◆ Written task
Show each line that has the string "filter" in it.

## START Material provided

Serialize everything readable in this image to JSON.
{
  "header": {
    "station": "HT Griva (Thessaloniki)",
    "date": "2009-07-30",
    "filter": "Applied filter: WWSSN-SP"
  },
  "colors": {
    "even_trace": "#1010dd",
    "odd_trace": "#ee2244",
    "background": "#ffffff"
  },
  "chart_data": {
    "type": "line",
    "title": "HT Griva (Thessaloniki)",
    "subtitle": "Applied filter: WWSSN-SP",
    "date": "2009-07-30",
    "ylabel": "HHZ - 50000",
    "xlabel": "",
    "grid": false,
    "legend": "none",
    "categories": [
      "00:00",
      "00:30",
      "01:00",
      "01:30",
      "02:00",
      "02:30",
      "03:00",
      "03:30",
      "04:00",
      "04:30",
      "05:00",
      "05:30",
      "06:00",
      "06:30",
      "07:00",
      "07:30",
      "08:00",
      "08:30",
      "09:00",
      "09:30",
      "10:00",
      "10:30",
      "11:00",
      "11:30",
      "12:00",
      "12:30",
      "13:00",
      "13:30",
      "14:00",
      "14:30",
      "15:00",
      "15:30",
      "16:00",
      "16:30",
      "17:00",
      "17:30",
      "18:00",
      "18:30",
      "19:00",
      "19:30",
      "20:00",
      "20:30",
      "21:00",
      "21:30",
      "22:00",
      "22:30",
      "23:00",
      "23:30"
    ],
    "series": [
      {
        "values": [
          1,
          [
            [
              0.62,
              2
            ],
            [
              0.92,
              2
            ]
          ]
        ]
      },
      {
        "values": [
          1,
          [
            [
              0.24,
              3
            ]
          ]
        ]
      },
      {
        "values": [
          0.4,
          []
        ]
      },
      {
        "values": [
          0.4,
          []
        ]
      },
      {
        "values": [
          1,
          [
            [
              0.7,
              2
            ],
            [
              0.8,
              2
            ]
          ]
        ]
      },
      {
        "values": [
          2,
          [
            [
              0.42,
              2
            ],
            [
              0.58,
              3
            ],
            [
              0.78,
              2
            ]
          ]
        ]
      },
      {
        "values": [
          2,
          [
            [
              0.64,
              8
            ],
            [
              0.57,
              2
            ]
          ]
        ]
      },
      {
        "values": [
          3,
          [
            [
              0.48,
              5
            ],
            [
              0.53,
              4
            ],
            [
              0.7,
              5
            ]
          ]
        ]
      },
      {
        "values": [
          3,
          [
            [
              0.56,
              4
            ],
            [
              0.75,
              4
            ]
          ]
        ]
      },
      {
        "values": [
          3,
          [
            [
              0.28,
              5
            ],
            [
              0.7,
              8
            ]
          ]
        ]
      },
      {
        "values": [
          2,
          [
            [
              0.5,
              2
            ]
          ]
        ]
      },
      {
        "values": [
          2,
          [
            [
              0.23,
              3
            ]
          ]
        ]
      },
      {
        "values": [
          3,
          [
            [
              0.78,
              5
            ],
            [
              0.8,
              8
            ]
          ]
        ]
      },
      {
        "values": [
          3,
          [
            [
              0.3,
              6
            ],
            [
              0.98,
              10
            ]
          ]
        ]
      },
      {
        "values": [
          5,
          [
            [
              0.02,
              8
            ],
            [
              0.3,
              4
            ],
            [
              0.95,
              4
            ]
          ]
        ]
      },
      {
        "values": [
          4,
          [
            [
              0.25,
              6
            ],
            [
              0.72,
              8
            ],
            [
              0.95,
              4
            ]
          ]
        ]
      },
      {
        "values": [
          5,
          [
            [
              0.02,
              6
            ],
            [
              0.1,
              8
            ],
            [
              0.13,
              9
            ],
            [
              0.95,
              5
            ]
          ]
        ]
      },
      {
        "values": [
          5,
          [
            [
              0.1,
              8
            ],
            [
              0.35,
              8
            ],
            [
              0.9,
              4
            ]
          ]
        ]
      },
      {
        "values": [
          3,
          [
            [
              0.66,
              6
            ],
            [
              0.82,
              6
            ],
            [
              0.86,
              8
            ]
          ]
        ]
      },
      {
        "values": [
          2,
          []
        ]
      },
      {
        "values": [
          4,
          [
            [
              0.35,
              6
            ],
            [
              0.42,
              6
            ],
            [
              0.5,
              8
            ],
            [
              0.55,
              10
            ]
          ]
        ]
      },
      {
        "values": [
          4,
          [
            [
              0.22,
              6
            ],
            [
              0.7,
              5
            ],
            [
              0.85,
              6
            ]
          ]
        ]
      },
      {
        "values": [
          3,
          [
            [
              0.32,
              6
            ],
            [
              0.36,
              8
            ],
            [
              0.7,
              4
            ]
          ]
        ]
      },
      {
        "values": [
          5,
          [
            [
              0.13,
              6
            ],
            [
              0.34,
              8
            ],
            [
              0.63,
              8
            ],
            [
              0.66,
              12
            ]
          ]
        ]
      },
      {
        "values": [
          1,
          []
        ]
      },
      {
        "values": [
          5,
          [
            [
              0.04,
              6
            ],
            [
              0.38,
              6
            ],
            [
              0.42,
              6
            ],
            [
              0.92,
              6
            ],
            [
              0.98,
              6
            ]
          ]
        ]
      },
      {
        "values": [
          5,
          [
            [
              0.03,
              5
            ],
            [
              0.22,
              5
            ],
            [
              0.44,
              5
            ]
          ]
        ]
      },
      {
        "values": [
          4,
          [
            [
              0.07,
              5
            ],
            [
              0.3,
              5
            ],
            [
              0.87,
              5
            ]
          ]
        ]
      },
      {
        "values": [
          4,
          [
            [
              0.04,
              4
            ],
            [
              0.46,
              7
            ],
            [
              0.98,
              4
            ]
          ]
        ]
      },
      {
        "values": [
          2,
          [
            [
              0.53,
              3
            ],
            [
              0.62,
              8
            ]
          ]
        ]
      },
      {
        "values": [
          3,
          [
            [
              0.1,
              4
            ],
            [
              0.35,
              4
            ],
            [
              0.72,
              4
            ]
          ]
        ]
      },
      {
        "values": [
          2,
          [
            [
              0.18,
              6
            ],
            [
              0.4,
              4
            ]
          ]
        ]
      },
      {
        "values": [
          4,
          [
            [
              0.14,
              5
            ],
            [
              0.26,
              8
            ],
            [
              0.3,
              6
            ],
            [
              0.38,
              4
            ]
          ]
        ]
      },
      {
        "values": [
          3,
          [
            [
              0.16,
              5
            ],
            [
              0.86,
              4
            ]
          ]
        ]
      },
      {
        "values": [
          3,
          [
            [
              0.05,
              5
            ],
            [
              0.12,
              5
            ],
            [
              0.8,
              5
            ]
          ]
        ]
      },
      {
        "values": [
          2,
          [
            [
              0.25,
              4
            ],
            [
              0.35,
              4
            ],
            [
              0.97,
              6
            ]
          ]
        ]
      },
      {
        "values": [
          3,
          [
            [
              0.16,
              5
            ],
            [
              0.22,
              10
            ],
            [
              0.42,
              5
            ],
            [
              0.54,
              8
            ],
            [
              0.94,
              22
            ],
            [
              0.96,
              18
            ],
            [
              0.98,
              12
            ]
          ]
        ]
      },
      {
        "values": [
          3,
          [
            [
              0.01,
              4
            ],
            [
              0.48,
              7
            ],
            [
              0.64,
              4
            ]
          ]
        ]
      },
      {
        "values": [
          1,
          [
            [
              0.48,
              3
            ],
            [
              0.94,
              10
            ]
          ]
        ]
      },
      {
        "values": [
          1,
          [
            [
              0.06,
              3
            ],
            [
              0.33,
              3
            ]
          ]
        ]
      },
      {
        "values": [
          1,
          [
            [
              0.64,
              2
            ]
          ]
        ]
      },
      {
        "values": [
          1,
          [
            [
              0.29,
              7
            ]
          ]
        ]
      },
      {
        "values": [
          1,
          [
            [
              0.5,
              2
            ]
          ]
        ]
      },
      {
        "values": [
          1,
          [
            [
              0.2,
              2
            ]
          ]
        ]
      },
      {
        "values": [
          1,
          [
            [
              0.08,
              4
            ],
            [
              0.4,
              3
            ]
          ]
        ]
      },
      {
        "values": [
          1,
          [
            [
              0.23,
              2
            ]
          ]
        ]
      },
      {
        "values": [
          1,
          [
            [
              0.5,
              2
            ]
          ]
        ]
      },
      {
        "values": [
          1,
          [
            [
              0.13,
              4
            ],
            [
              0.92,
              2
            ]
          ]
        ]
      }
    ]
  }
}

## END Material provided

◆ Exercise solution
    "filter": "Applied filter: WWSSN-SP"
    "subtitle": "Applied filter: WWSSN-SP",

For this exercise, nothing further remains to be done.